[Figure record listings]
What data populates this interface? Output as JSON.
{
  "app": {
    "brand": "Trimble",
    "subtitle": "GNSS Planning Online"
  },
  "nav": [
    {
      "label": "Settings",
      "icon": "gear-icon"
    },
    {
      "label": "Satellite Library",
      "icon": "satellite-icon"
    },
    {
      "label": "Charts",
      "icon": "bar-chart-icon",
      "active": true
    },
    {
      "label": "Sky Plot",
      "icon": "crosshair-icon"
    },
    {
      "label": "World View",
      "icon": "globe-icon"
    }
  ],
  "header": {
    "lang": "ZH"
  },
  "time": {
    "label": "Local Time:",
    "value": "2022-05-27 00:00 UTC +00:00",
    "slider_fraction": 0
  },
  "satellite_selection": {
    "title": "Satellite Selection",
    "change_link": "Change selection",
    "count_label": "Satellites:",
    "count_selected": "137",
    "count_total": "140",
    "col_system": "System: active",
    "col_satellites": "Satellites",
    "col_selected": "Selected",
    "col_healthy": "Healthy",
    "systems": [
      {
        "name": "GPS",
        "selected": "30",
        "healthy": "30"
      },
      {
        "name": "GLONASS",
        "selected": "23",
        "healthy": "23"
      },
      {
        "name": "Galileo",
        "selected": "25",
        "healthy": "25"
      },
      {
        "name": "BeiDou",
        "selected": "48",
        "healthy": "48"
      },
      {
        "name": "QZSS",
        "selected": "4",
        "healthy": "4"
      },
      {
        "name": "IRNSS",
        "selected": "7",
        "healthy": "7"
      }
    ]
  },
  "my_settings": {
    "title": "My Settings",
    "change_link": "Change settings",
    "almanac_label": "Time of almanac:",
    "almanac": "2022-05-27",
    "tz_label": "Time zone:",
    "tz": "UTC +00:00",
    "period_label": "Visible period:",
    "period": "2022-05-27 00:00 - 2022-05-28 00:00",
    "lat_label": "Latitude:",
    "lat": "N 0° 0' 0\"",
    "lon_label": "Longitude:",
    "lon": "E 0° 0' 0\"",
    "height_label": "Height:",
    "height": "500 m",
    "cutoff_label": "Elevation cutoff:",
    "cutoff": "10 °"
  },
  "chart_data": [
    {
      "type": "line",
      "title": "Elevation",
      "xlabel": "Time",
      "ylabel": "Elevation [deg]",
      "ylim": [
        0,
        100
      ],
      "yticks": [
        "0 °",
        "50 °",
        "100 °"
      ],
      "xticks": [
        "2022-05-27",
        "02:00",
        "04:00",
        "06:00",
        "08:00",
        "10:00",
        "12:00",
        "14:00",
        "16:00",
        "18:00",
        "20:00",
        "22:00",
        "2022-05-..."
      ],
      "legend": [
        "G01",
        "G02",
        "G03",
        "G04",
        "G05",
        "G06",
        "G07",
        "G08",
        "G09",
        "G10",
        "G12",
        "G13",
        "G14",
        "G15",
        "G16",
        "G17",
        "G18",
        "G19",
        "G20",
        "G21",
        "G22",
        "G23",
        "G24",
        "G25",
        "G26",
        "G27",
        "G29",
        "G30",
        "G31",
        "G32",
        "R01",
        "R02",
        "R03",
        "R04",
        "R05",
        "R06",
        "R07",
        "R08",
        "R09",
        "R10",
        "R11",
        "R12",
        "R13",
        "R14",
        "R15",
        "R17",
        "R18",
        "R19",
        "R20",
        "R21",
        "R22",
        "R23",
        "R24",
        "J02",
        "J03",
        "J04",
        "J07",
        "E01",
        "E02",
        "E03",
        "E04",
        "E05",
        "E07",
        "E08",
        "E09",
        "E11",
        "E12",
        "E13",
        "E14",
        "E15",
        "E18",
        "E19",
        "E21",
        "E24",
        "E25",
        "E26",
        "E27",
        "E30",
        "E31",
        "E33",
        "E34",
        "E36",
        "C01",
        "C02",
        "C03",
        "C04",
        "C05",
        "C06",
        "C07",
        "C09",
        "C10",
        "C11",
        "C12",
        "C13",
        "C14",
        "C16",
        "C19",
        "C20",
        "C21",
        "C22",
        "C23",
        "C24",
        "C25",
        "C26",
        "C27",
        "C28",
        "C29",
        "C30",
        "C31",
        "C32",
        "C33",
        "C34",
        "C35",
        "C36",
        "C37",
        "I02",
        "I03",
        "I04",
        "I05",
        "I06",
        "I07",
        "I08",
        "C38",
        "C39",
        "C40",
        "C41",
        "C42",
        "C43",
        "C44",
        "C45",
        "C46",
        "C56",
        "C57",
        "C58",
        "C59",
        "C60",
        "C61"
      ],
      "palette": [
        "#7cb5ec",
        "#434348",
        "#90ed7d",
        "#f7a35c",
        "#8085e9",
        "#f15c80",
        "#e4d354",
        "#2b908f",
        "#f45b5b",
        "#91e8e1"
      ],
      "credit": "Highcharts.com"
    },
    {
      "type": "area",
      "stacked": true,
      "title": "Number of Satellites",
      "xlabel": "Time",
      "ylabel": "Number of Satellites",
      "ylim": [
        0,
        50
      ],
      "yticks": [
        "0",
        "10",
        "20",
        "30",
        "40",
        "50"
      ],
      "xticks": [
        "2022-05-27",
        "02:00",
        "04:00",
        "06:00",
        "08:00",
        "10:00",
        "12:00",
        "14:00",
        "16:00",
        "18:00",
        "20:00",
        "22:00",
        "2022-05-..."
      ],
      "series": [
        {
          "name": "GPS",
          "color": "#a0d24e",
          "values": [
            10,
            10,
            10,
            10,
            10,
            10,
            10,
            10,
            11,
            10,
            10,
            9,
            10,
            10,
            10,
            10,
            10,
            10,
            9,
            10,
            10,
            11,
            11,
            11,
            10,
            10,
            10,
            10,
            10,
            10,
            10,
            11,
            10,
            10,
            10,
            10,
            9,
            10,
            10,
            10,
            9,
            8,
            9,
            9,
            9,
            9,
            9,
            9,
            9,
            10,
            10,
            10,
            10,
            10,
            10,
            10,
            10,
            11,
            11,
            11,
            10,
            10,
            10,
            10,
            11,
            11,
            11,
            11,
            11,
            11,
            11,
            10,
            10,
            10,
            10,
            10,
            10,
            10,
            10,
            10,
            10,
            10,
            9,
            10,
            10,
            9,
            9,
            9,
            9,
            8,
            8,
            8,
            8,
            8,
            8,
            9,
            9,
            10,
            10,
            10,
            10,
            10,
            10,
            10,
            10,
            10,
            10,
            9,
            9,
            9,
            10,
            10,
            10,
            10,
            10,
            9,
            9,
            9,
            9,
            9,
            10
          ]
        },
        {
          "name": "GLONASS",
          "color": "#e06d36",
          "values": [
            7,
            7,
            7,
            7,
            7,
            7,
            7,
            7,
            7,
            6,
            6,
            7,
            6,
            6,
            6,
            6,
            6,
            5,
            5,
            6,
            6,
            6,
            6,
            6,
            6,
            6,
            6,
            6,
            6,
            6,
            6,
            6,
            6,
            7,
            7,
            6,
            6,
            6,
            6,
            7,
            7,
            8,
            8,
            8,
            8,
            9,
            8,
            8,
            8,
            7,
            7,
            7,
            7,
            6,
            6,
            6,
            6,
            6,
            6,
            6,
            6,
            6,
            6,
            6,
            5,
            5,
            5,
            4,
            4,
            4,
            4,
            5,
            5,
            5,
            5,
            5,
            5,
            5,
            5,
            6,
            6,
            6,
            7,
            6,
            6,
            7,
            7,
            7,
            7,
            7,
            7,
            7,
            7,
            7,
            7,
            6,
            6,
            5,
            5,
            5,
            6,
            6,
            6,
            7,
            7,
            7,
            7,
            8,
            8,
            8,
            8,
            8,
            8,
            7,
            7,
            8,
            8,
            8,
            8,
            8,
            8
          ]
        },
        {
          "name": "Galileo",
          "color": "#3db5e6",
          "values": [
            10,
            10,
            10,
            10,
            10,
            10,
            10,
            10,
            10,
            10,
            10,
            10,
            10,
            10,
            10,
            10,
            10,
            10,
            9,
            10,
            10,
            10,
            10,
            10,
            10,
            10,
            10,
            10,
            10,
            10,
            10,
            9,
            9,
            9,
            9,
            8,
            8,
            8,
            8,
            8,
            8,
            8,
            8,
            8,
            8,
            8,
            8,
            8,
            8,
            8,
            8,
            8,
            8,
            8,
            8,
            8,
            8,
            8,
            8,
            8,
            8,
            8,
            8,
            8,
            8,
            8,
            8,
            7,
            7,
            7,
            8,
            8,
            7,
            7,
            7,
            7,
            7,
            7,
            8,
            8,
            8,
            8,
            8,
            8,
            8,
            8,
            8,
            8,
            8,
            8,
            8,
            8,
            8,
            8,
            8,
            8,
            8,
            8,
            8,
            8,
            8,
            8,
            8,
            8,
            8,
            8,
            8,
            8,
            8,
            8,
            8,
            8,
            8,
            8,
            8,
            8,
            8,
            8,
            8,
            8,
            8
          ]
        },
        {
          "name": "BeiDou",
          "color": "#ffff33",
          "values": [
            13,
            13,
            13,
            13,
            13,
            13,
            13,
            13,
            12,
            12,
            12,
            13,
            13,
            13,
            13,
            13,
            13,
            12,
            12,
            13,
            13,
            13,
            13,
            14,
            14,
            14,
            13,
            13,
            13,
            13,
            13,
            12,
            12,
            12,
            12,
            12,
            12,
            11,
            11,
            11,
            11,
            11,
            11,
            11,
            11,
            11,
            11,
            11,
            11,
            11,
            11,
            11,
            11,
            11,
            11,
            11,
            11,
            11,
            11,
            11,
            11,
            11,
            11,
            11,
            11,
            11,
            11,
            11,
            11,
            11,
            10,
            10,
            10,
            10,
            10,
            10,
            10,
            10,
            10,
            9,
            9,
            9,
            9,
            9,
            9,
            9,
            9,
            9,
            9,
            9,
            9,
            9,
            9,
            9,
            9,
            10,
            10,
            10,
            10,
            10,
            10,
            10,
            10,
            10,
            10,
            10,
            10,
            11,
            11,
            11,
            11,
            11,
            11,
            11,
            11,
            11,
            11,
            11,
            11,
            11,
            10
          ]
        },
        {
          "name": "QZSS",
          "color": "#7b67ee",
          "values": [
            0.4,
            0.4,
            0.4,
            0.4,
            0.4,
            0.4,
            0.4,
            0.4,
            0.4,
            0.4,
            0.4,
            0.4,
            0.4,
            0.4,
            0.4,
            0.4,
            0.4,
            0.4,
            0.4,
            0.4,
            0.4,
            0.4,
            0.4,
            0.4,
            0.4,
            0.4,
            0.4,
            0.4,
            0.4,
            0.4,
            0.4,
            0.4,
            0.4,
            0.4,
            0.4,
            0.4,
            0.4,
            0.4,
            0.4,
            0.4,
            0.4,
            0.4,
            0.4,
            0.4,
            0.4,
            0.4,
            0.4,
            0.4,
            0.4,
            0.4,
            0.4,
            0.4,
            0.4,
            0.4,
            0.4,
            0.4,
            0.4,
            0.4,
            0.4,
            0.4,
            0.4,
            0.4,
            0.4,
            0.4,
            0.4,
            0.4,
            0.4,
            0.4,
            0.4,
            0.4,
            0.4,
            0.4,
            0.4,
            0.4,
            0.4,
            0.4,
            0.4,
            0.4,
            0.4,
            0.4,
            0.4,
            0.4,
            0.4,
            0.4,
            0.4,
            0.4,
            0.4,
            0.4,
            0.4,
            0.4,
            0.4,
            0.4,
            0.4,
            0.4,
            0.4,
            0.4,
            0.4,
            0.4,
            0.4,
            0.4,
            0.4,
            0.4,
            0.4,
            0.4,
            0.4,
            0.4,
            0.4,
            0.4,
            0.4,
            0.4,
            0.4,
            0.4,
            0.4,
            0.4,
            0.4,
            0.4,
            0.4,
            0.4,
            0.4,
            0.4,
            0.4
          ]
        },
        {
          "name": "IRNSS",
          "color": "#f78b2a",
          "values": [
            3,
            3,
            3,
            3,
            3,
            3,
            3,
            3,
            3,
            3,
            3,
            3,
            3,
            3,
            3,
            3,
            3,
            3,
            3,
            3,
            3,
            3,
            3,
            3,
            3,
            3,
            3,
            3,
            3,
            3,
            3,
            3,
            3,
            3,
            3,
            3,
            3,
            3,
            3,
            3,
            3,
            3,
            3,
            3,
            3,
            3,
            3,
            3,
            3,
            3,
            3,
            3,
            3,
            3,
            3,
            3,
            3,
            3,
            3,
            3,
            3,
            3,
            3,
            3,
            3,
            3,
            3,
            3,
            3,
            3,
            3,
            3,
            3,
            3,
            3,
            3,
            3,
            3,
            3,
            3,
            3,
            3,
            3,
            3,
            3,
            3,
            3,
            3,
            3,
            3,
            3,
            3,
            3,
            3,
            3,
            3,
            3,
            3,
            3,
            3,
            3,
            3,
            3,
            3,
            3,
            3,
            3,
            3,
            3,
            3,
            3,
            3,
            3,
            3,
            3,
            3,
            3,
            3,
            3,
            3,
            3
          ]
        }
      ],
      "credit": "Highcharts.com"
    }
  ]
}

● PROBLEM TO WORK ON: Extract each line holding the word "color" from the records.

● CORRECT RESULT:
          "color": "#a0d24e",
          "color": "#e06d36",
          "color": "#3db5e6",
          "color": "#ffff33",
          "color": "#7b67ee",
          "color": "#f78b2a",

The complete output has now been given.